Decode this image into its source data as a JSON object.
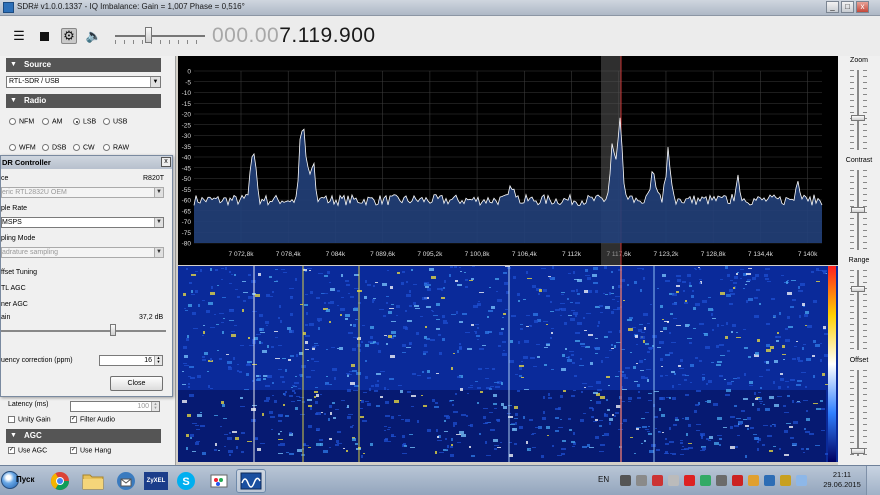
{
  "window": {
    "title": "SDR# v1.0.0.1337 - IQ Imbalance: Gain = 1,007 Phase = 0,516°",
    "minimize": "_",
    "maximize": "□",
    "close": "x"
  },
  "toolbar": {
    "menu_icon": "menu-icon",
    "stop_icon": "stop-icon",
    "settings_icon": "gear-icon",
    "volume_icon": "speaker-icon",
    "volume_level": 0.38,
    "frequency_dim": "000.00",
    "frequency_bright": "7.119.900"
  },
  "source": {
    "header": "Source",
    "selected": "RTL-SDR / USB"
  },
  "radio": {
    "header": "Radio",
    "modes_row1": [
      "NFM",
      "AM",
      "LSB",
      "USB"
    ],
    "modes_row2": [
      "WFM",
      "DSB",
      "CW",
      "RAW"
    ],
    "selected": "LSB"
  },
  "rtl_dialog": {
    "title": "DR Controller",
    "close": "x",
    "device_label": "ce",
    "tuner": "R820T",
    "device_value": "eric RTL2832U OEM",
    "sample_rate_label": "ple Rate",
    "sample_rate_value": "MSPS",
    "sampling_mode_label": "pling Mode",
    "sampling_mode_value": "adrature sampling",
    "offset_tuning": "ffset Tuning",
    "rtl_agc": "TL AGC",
    "tuner_agc": "ner AGC",
    "gain_label": "ain",
    "gain_value": "37,2 dB",
    "gain_level": 0.68,
    "freq_corr_label": "uency correction (ppm)",
    "freq_corr_value": "16",
    "close_button": "Close"
  },
  "audio": {
    "latency_label": "Latency (ms)",
    "latency_value": "100",
    "unity_gain": "Unity Gain",
    "filter_audio": "Filter Audio",
    "filter_audio_checked": true,
    "unity_gain_checked": false
  },
  "agc": {
    "header": "AGC",
    "use_agc": "Use AGC",
    "use_hang": "Use Hang",
    "use_agc_checked": true,
    "use_hang_checked": true
  },
  "spectrum": {
    "y_ticks": [
      "0",
      "-5",
      "-10",
      "-15",
      "-20",
      "-25",
      "-30",
      "-35",
      "-40",
      "-45",
      "-50",
      "-55",
      "-60",
      "-65",
      "-70",
      "-75",
      "-80"
    ],
    "x_ticks": [
      "7 072,8k",
      "7 078,4k",
      "7 084k",
      "7 089,6k",
      "7 095,2k",
      "7 100,8k",
      "7 106,4k",
      "7 112k",
      "7 117,6k",
      "7 123,2k",
      "7 128,8k",
      "7 134,4k",
      "7 140k"
    ],
    "colors": {
      "trace": "#ffffff",
      "fill": "#22407a",
      "grid": "#3a3a3a",
      "marker": "#c83232",
      "passband": "#555555"
    }
  },
  "right_controls": {
    "zoom": "Zoom",
    "contrast": "Contrast",
    "range": "Range",
    "offset": "Offset"
  },
  "taskbar": {
    "start_label": "Пуск",
    "language": "EN",
    "time": "21:11",
    "date": "29.06.2015",
    "apps": [
      "chrome-icon",
      "folder-icon",
      "thunderbird-icon",
      "zyxel-icon",
      "skype-icon",
      "paint-icon",
      "sdr-icon"
    ],
    "zyxel_text": "ZyXEL"
  }
}
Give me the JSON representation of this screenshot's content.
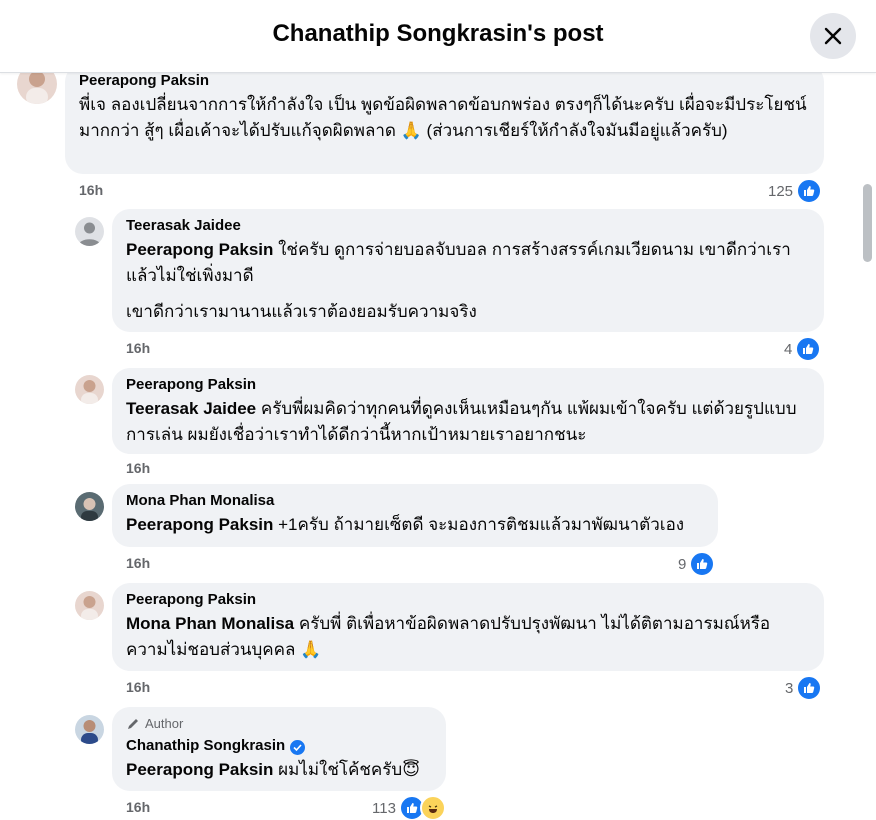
{
  "header": {
    "title": "Chanathip Songkrasin's post"
  },
  "comments": [
    {
      "author": "Peerapong Paksin",
      "text": "พี่เจ ลองเปลี่ยนจากการให้กำลังใจ เป็น พูดข้อผิดพลาดข้อบกพร่อง ตรงๆก็ได้นะครับ เผื่อจะมีประโยชน์มากกว่า สู้ๆ เผื่อเค้าจะได้ปรับแก้จุดผิดพลาด 🙏 (ส่วนการเชียร์ให้กำลังใจมันมีอยู่แล้วครับ)",
      "time": "16h",
      "reactions": "125"
    },
    {
      "author": "Teerasak Jaidee",
      "mention": "Peerapong Paksin",
      "text": " ใช่ครับ ดูการจ่ายบอลจับบอล การสร้างสรรค์เกมเวียดนาม เขาดีกว่าเราแล้วไม่ใช่เพิ่งมาดี",
      "text2": "เขาดีกว่าเรามานานแล้วเราต้องยอมรับความจริง",
      "time": "16h",
      "reactions": "4"
    },
    {
      "author": "Peerapong Paksin",
      "mention": "Teerasak Jaidee",
      "text": " ครับพี่ผมคิดว่าทุกคนที่ดูคงเห็นเหมือนๆกัน แพ้ผมเข้าใจครับ แต่ด้วยรูปแบบการเล่น ผมยังเชื่อว่าเราทำได้ดีกว่านี้หากเป้าหมายเราอยากชนะ",
      "time": "16h"
    },
    {
      "author": "Mona Phan Monalisa",
      "mention": "Peerapong Paksin",
      "text": " +1ครับ ถ้ามายเซ็ตดี จะมองการติชมแล้วมาพัฒนาตัวเอง",
      "time": "16h",
      "reactions": "9"
    },
    {
      "author": "Peerapong Paksin",
      "mention": "Mona Phan Monalisa",
      "text": " ครับพี่ ติเพื่อหาข้อผิดพลาดปรับปรุงพัฒนา ไม่ได้ติตามอารมณ์หรือความไม่ชอบส่วนบุคคล 🙏",
      "time": "16h",
      "reactions": "3"
    },
    {
      "badge": "Author",
      "author": "Chanathip Songkrasin",
      "mention": "Peerapong Paksin",
      "text": " ผมไม่ใช่โค้ชครับ😇",
      "time": "16h",
      "reactions": "113"
    }
  ],
  "icons": {
    "close": "close-icon",
    "like": "like-icon",
    "haha": "haha-icon",
    "verified": "verified-badge-icon",
    "author_badge": "pen-icon"
  },
  "colors": {
    "accent": "#1877f2",
    "bubble": "#f0f2f5",
    "meta": "#65676b"
  }
}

* * * *

## PROBLEM REQUIREMENTS
Give again exactly the lines from the one holding "Give me the" to the final line of the records, both ends included; any pictures stay out.

## REPLY
Give me the JSON representation of this screenshot's content.
{
  "header": {
    "title": "Chanathip Songkrasin's post"
  },
  "comments": [
    {
      "author": "Peerapong Paksin",
      "text": "พี่เจ ลองเปลี่ยนจากการให้กำลังใจ เป็น พูดข้อผิดพลาดข้อบกพร่อง ตรงๆก็ได้นะครับ เผื่อจะมีประโยชน์มากกว่า สู้ๆ เผื่อเค้าจะได้ปรับแก้จุดผิดพลาด 🙏 (ส่วนการเชียร์ให้กำลังใจมันมีอยู่แล้วครับ)",
      "time": "16h",
      "reactions": "125"
    },
    {
      "author": "Teerasak Jaidee",
      "mention": "Peerapong Paksin",
      "text": " ใช่ครับ ดูการจ่ายบอลจับบอล การสร้างสรรค์เกมเวียดนาม เขาดีกว่าเราแล้วไม่ใช่เพิ่งมาดี",
      "text2": "เขาดีกว่าเรามานานแล้วเราต้องยอมรับความจริง",
      "time": "16h",
      "reactions": "4"
    },
    {
      "author": "Peerapong Paksin",
      "mention": "Teerasak Jaidee",
      "text": " ครับพี่ผมคิดว่าทุกคนที่ดูคงเห็นเหมือนๆกัน แพ้ผมเข้าใจครับ แต่ด้วยรูปแบบการเล่น ผมยังเชื่อว่าเราทำได้ดีกว่านี้หากเป้าหมายเราอยากชนะ",
      "time": "16h"
    },
    {
      "author": "Mona Phan Monalisa",
      "mention": "Peerapong Paksin",
      "text": " +1ครับ ถ้ามายเซ็ตดี จะมองการติชมแล้วมาพัฒนาตัวเอง",
      "time": "16h",
      "reactions": "9"
    },
    {
      "author": "Peerapong Paksin",
      "mention": "Mona Phan Monalisa",
      "text": " ครับพี่ ติเพื่อหาข้อผิดพลาดปรับปรุงพัฒนา ไม่ได้ติตามอารมณ์หรือความไม่ชอบส่วนบุคคล 🙏",
      "time": "16h",
      "reactions": "3"
    },
    {
      "badge": "Author",
      "author": "Chanathip Songkrasin",
      "mention": "Peerapong Paksin",
      "text": " ผมไม่ใช่โค้ชครับ😇",
      "time": "16h",
      "reactions": "113"
    }
  ],
  "icons": {
    "close": "close-icon",
    "like": "like-icon",
    "haha": "haha-icon",
    "verified": "verified-badge-icon",
    "author_badge": "pen-icon"
  },
  "colors": {
    "accent": "#1877f2",
    "bubble": "#f0f2f5",
    "meta": "#65676b"
  }
}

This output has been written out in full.